* [Requirement]:
Copy out every line containing the word "JSON".

Extracted records:

::::::

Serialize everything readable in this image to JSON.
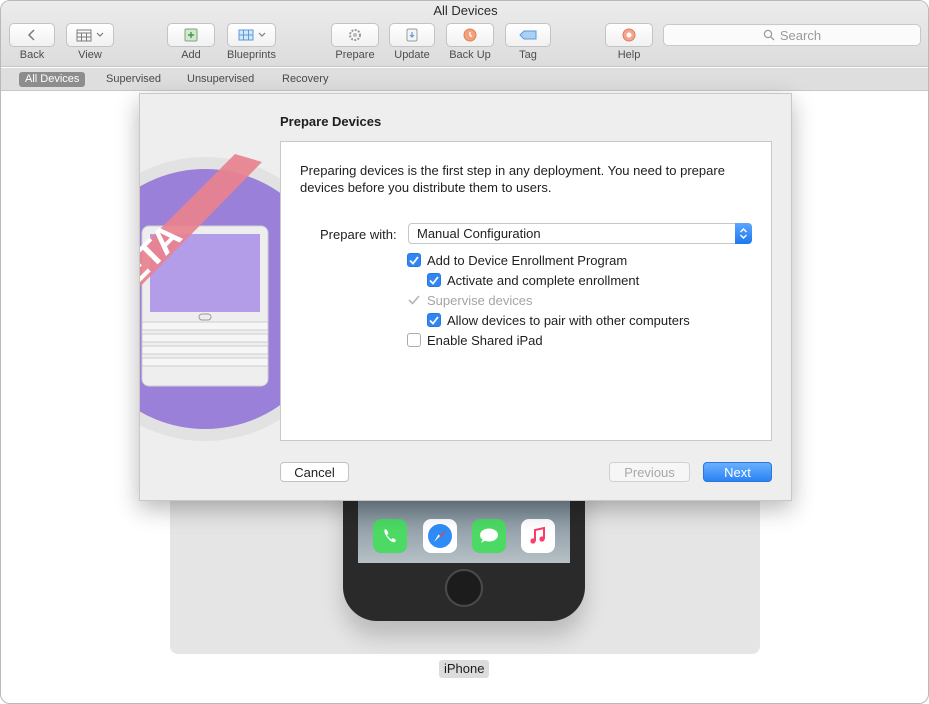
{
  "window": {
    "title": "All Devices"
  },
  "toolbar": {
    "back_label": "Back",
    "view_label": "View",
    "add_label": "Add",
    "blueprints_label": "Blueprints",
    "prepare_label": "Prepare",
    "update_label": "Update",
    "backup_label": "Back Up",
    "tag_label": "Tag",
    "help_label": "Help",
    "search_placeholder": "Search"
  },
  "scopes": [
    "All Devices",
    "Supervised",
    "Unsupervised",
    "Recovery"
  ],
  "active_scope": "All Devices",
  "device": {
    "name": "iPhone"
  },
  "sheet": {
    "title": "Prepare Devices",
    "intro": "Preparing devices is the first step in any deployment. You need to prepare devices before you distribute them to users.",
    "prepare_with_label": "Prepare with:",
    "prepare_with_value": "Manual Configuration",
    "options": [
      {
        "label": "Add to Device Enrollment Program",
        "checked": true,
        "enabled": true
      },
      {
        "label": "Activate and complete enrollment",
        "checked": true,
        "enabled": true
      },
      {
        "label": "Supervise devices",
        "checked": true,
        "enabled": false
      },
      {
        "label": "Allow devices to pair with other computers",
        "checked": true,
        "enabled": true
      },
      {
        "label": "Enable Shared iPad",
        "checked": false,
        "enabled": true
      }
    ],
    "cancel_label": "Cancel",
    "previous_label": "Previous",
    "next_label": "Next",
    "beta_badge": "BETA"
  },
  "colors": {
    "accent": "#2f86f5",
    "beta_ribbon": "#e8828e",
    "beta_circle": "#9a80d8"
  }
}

::::::

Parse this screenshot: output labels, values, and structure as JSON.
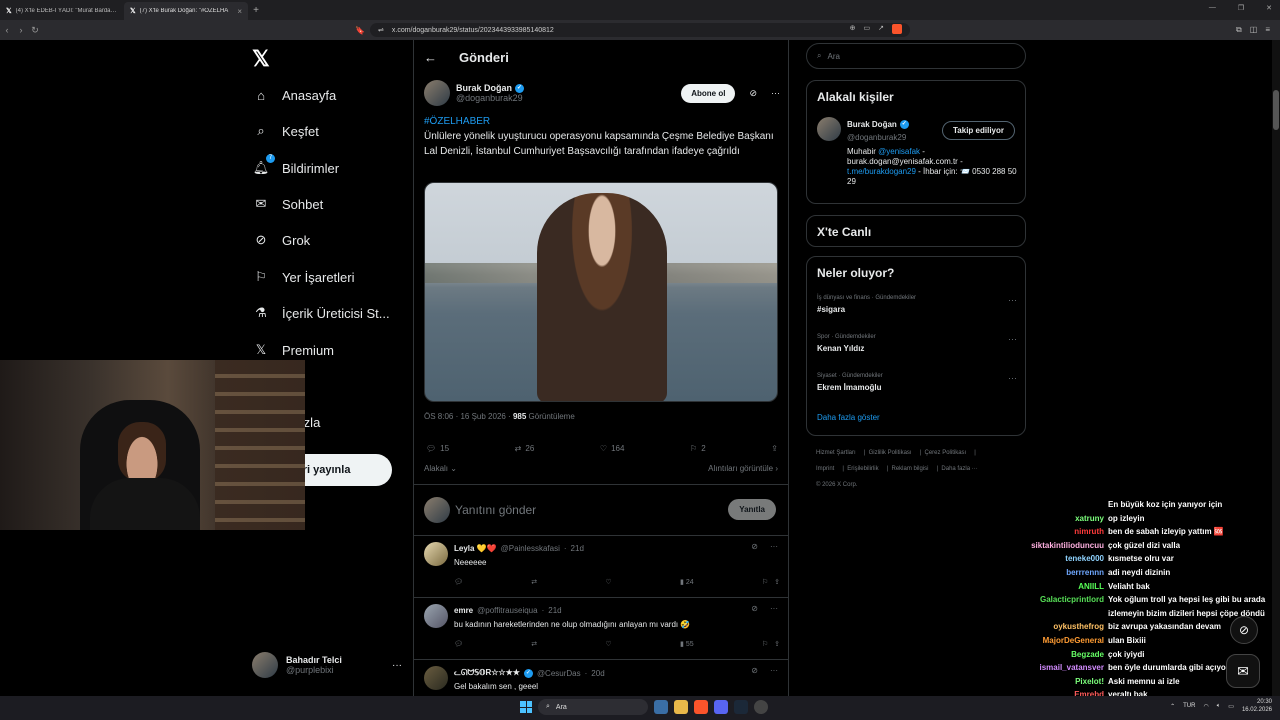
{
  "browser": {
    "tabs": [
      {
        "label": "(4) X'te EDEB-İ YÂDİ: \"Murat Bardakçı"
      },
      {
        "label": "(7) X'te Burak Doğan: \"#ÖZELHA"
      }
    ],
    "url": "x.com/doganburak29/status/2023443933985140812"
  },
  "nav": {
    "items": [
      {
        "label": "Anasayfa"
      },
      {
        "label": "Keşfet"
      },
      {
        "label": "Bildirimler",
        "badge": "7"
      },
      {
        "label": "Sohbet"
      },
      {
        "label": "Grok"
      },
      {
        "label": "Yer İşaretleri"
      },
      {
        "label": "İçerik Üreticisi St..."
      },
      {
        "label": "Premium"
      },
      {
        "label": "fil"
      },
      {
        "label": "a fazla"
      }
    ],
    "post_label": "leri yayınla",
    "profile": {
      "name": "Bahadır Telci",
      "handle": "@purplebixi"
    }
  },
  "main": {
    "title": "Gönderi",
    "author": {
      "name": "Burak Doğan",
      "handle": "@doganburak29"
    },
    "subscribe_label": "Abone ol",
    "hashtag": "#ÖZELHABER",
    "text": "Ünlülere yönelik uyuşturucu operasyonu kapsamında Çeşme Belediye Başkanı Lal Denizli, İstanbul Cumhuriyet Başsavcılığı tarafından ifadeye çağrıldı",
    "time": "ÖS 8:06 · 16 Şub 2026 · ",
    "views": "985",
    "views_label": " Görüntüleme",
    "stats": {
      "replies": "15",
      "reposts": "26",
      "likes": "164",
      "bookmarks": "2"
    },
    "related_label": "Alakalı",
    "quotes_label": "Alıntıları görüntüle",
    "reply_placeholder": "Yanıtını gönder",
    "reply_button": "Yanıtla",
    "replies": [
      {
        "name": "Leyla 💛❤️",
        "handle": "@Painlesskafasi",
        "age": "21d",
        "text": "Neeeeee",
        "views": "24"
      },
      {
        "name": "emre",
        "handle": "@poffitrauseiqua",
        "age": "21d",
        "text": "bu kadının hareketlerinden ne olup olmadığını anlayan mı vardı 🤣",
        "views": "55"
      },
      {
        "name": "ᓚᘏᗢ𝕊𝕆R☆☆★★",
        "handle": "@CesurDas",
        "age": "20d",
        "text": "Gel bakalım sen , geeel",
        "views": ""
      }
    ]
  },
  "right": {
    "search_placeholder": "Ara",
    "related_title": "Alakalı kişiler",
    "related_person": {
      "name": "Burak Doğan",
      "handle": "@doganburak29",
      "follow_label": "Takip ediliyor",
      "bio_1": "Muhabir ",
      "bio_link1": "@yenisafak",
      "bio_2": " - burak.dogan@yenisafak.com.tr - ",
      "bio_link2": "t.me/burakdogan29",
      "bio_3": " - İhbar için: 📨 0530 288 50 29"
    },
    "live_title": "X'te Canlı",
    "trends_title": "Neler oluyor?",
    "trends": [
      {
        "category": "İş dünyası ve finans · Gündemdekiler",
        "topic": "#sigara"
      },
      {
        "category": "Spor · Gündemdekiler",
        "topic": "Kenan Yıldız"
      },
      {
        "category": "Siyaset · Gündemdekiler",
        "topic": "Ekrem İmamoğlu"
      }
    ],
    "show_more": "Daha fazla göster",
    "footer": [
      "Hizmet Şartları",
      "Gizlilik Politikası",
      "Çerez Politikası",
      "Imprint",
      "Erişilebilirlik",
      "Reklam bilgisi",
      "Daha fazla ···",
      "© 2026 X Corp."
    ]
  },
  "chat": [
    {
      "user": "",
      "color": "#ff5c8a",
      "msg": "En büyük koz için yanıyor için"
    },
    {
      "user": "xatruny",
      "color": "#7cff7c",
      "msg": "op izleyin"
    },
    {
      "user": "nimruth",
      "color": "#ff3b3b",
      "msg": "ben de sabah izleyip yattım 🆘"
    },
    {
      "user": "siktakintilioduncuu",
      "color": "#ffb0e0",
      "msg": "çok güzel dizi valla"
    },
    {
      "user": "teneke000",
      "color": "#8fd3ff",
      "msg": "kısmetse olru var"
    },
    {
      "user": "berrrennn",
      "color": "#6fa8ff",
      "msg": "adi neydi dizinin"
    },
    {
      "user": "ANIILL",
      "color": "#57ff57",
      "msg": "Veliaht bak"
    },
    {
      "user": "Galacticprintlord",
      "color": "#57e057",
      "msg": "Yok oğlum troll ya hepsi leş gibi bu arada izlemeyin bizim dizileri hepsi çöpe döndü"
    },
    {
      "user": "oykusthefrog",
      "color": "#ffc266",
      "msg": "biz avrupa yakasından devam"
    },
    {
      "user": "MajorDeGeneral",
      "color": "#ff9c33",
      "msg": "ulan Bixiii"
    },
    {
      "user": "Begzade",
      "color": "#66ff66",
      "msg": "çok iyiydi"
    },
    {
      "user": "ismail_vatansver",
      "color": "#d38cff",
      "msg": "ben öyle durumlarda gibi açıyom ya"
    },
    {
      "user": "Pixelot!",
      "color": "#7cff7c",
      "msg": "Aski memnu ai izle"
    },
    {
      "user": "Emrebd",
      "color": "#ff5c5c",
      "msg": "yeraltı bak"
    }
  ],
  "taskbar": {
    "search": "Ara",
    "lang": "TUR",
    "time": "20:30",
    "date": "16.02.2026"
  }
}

::::::

* [Result for this exercise]:
Serialize everything readable in this image to JSON.
Parse this screenshot: output labels, values, and structure as JSON.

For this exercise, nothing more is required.